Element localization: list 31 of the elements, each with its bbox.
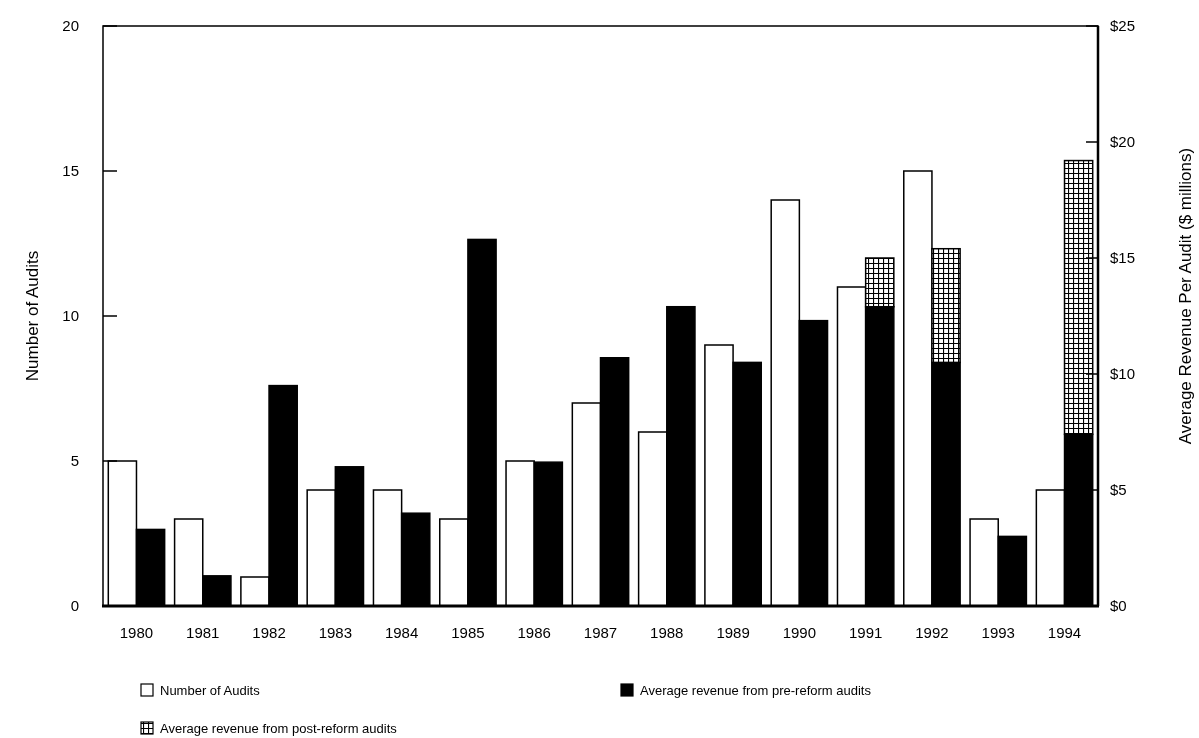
y2-tick-label: $10 [1110, 365, 1136, 383]
x-tick-label: 1986 [517, 624, 551, 641]
legend-label: Average revenue from post-reform audits [160, 720, 398, 736]
y-tick-label: 10 [62, 307, 79, 325]
x-tick-label: 1981 [186, 624, 220, 641]
x-tick-label: 1990 [782, 624, 817, 641]
x-tick-label: 1991 [848, 624, 883, 641]
x-tick-label: 1993 [981, 624, 1015, 641]
y-tick-label: 0 [70, 597, 79, 615]
y2-tick-label: $5 [1110, 481, 1127, 499]
legend-label: Average revenue from pre-reform audits [640, 682, 872, 698]
x-tick-label: 1994 [1047, 624, 1082, 641]
x-tick-label: 1989 [716, 624, 750, 641]
x-tick-label: 1984 [384, 624, 419, 641]
x-tick-label: 1992 [915, 624, 949, 641]
x-tick-label: 1988 [650, 624, 684, 641]
y2-axis-title: Average Revenue Per Audit ($ millions) [1176, 147, 1195, 445]
x-tick-label: 1987 [583, 624, 618, 641]
y2-tick-label: $20 [1110, 133, 1136, 151]
x-tick-label: 1982 [252, 624, 286, 641]
y-axis-title: Number of Audits [23, 250, 42, 382]
x-tick-label: 1985 [451, 624, 485, 641]
y2-tick-label: $25 [1110, 17, 1136, 35]
x-tick-label: 1980 [119, 624, 154, 641]
x-tick-label: 1983 [318, 624, 353, 641]
y2-tick-label: $15 [1110, 249, 1136, 267]
y2-tick-label: $0 [1110, 597, 1127, 615]
legend-label: Number of Audits [160, 682, 261, 698]
y-tick-label: 15 [62, 162, 79, 180]
y-tick-label: 5 [70, 452, 79, 470]
y-tick-label: 20 [62, 17, 79, 35]
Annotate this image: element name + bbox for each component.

- - - - - - -

» Aim of the task: Copy out every line from the items above that contains the string "each", with matches counted only when the case agrees.

» Result below:
Element localization: list 31 of the elements, each with its bbox.
Annotate this image: element name + bbox for each component.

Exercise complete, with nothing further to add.